Aim of the task - Gather the lines below that include the string "Give", copying each in full.

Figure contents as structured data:

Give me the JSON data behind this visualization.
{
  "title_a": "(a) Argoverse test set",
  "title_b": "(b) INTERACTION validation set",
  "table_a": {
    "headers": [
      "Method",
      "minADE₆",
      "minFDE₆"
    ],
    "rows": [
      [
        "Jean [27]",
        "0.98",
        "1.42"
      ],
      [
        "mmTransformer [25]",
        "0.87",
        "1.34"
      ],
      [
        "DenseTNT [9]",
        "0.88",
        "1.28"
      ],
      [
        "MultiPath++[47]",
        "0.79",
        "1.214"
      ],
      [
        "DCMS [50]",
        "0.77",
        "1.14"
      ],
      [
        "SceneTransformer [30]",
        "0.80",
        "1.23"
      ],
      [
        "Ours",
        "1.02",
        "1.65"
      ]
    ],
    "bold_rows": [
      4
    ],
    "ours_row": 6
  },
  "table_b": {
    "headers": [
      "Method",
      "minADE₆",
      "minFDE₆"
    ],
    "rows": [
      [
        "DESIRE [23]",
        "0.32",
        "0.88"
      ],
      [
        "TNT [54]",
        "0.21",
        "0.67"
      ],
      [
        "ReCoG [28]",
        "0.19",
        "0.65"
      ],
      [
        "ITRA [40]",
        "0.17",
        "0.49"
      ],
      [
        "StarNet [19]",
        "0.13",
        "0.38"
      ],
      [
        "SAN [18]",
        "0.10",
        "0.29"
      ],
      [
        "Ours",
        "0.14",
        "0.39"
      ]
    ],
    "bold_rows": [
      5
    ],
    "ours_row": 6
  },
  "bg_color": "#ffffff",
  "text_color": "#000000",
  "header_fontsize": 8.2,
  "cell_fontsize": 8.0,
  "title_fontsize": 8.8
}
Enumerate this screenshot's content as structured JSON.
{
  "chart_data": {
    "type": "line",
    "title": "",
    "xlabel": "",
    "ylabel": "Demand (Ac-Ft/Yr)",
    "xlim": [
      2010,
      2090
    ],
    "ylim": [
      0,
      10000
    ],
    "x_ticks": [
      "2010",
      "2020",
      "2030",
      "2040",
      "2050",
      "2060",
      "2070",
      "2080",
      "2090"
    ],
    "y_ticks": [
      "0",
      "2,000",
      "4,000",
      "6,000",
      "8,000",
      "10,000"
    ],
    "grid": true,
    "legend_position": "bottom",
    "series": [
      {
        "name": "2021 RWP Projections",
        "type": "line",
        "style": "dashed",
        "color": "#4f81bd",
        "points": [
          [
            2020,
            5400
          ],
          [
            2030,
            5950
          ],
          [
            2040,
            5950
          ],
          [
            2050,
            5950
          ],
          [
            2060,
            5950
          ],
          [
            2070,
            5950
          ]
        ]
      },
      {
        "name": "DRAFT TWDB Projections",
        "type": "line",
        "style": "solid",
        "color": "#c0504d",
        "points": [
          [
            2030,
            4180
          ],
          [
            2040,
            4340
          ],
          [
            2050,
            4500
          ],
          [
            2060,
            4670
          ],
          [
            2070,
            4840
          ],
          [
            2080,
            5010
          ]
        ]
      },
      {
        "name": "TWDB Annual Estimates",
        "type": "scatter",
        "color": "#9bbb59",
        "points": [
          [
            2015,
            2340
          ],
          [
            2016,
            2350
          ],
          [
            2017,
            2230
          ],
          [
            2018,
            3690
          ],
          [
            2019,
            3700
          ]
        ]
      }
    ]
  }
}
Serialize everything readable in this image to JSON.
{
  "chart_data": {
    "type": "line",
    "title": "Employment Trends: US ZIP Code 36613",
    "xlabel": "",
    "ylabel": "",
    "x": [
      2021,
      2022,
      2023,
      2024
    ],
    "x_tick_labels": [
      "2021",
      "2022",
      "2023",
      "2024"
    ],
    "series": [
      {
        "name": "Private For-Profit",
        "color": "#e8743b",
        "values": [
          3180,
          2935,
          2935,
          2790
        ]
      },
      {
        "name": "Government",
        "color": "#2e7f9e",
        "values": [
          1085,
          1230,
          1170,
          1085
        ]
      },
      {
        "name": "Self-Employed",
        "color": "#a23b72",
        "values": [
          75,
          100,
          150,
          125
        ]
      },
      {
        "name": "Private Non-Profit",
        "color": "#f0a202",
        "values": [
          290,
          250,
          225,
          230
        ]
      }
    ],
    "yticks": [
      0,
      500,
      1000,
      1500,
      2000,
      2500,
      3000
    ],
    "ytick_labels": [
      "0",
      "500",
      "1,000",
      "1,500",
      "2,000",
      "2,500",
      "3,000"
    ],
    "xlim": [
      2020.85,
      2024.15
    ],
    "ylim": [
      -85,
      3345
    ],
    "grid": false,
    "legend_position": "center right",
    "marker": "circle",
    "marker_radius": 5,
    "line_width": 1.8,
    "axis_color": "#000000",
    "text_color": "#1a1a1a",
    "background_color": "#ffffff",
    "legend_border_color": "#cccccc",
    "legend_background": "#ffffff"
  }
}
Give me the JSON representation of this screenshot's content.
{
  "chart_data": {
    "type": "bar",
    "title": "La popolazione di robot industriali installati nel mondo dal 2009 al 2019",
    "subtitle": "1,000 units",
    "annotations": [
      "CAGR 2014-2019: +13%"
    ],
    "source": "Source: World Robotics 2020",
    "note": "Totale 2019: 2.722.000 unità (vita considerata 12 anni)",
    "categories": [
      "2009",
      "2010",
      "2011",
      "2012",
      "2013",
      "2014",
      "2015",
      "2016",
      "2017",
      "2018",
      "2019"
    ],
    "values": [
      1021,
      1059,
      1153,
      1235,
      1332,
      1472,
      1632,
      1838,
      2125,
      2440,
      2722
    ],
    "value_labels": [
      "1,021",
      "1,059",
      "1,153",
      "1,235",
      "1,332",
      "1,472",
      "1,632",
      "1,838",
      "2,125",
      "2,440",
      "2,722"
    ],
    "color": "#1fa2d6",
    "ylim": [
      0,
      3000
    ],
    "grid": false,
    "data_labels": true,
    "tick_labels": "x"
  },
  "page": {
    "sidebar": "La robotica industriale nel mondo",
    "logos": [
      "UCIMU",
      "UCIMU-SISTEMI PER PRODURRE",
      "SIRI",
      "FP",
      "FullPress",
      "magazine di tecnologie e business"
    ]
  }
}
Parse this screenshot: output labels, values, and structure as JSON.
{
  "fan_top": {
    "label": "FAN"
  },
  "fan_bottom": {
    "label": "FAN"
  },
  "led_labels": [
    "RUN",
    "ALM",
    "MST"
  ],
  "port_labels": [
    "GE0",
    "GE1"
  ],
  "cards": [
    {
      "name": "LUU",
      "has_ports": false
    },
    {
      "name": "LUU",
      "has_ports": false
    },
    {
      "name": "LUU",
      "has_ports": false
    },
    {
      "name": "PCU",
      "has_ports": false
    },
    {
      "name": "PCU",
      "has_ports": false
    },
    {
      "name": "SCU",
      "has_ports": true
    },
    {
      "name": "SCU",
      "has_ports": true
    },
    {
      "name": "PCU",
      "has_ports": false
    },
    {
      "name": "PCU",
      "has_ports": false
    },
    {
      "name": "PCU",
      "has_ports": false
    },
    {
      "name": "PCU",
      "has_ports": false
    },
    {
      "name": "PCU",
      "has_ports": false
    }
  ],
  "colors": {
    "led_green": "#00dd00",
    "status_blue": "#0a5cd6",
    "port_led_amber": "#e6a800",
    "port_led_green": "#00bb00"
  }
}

Output for this exercise -
Give me the JSON data behind this visualization.
Give me the JSON representation of this screenshot's content.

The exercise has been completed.